Exercise set:
**1)** In the excerpt on drafting overage agreements, list the things the real estate lawyer has to look past.
**2)** Reproduce, word for word, the stretch of the excerpt on drafting overage agreements from "The job of the" through "be very complex.".

Excerpt:
===

The job of the real estate lawyer instructed to draft an overage agreement is a difficult one. The lawyer has to look past the amicable relations, the apparent common interest and the presumed easy ‘win/win’ of an overage outcome. He or she has to closely probe and predict each party’s ultimate, and potentially changing interests and intentions, even anticipating eventual underhand tactics and future ‘worst case’ scenarios – and then to cater for them in the drafting, which can be very complex.

Bearing in mind the correct approach to contractual interpretation, and in particular, how difficult it is today to depart from the wording of a contract or to imply terms, it is essential that the drafting is clear and comprehensive.

When entering into overage arrangements, parties and their lawyers should carefully consider what exactly will trigger overage payments and they should spell that out precisely. Ideally, provisions should include clear and specific timescales within which detailed conditions are to be met, obligations are to arise and payments are to be made. Consideration should be given as to whether formulas for ascertaining any values and longstop dates and mechanisms for enforcing obligations and resolving disputes should be included.

===

Rows from a layout dataset:

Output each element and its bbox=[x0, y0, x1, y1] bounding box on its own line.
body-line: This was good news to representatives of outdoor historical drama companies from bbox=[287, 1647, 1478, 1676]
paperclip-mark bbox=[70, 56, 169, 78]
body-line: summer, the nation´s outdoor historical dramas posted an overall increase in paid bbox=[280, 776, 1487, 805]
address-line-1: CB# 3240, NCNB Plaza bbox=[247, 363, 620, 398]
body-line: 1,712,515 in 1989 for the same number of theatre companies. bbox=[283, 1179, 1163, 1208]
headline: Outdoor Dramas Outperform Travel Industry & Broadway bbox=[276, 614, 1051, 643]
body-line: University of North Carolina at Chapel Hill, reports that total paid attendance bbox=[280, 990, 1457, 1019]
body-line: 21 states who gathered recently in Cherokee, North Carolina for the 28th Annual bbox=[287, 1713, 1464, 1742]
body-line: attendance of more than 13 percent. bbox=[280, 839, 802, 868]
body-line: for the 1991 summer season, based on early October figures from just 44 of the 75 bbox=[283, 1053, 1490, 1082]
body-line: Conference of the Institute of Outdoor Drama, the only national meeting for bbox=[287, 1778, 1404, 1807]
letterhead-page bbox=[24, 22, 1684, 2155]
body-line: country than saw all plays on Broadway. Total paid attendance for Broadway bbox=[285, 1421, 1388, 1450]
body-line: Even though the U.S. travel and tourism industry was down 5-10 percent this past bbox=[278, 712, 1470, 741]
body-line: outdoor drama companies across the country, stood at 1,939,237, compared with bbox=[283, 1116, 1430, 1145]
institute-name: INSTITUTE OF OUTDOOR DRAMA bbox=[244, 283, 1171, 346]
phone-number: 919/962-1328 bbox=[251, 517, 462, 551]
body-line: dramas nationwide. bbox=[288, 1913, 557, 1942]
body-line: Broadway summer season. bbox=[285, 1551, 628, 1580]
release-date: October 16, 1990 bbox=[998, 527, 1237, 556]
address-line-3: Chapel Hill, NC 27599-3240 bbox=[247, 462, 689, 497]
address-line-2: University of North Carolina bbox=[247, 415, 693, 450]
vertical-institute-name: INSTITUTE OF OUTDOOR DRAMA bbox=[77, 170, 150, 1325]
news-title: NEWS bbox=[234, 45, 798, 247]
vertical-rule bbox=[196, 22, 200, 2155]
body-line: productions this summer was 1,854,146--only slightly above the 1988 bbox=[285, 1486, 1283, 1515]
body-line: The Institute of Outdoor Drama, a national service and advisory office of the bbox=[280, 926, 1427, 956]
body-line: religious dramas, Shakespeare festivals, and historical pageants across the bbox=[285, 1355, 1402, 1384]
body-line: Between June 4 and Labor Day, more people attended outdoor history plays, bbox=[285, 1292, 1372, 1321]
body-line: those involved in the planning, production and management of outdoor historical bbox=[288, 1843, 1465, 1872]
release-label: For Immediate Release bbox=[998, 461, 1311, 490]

===

Results of the exercise:
**1)**
- the amicable relations
- the apparent common interest
- the presumed easy ‘win/win’ of an overage outcome

**2)**
The job of the real estate lawyer instructed to draft an overage agreement is a difficult one. The lawyer has to look past the amicable relations, the apparent common interest and the presumed easy ‘win/win’ of an overage outcome. He or she has to closely probe and predict each party’s ultimate, and potentially changing interests and intentions, even anticipating eventual underhand tactics and future ‘worst case’ scenarios – and then to cater for them in the drafting, which can be very complex.